§ AIM OF THE EXERCISE: Copy out all of the data exactly as it appears.

§ RECORDS PROVIDED:
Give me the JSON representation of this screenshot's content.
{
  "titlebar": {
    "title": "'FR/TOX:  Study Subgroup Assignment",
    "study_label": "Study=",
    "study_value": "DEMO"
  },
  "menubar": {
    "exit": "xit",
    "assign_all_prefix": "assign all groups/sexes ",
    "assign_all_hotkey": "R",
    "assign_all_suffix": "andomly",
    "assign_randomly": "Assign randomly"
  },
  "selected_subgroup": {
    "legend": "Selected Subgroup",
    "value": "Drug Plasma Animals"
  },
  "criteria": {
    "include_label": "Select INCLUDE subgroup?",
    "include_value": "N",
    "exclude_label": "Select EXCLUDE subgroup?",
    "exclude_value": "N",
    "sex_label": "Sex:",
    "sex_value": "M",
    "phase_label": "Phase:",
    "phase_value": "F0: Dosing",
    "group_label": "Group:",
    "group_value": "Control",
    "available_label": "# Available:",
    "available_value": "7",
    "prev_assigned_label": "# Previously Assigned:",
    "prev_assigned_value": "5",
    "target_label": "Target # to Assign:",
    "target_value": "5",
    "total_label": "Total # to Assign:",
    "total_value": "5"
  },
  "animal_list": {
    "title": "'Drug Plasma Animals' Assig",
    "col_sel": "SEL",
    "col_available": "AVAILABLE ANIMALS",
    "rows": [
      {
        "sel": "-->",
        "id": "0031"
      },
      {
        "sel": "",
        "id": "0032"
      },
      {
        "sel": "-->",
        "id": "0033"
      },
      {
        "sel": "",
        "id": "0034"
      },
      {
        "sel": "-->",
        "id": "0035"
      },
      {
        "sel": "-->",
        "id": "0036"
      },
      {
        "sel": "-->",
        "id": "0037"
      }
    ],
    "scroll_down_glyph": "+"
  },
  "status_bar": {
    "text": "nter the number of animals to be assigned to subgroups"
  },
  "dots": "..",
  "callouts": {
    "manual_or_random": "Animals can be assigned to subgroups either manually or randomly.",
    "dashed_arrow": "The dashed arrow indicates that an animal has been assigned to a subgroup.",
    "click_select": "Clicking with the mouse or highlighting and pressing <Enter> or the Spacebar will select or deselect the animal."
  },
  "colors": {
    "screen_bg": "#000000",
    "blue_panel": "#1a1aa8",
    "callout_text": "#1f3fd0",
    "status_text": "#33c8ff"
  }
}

§ ANSWER TO THIS TASK:
Give me the JSON representation of this screenshot's content.
{
  "titlebar": {
    "title": "'FR/TOX:  Study Subgroup Assignment",
    "study_label": "Study=",
    "study_value": "DEMO"
  },
  "menubar": {
    "exit": "xit",
    "assign_all_prefix": "assign all groups/sexes ",
    "assign_all_hotkey": "R",
    "assign_all_suffix": "andomly",
    "assign_randomly": "Assign randomly"
  },
  "selected_subgroup": {
    "legend": "Selected Subgroup",
    "value": "Drug Plasma Animals"
  },
  "criteria": {
    "include_label": "Select INCLUDE subgroup?",
    "include_value": "N",
    "exclude_label": "Select EXCLUDE subgroup?",
    "exclude_value": "N",
    "sex_label": "Sex:",
    "sex_value": "M",
    "phase_label": "Phase:",
    "phase_value": "F0: Dosing",
    "group_label": "Group:",
    "group_value": "Control",
    "available_label": "# Available:",
    "available_value": "7",
    "prev_assigned_label": "# Previously Assigned:",
    "prev_assigned_value": "5",
    "target_label": "Target # to Assign:",
    "target_value": "5",
    "total_label": "Total # to Assign:",
    "total_value": "5"
  },
  "animal_list": {
    "title": "'Drug Plasma Animals' Assig",
    "col_sel": "SEL",
    "col_available": "AVAILABLE ANIMALS",
    "rows": [
      {
        "sel": "-->",
        "id": "0031"
      },
      {
        "sel": "",
        "id": "0032"
      },
      {
        "sel": "-->",
        "id": "0033"
      },
      {
        "sel": "",
        "id": "0034"
      },
      {
        "sel": "-->",
        "id": "0035"
      },
      {
        "sel": "-->",
        "id": "0036"
      },
      {
        "sel": "-->",
        "id": "0037"
      }
    ],
    "scroll_down_glyph": "+"
  },
  "status_bar": {
    "text": "nter the number of animals to be assigned to subgroups"
  },
  "dots": "..",
  "callouts": {
    "manual_or_random": "Animals can be assigned to subgroups either manually or randomly.",
    "dashed_arrow": "The dashed arrow indicates that an animal has been assigned to a subgroup.",
    "click_select": "Clicking with the mouse or highlighting and pressing <Enter> or the Spacebar will select or deselect the animal."
  },
  "colors": {
    "screen_bg": "#000000",
    "blue_panel": "#1a1aa8",
    "callout_text": "#1f3fd0",
    "status_text": "#33c8ff"
  }
}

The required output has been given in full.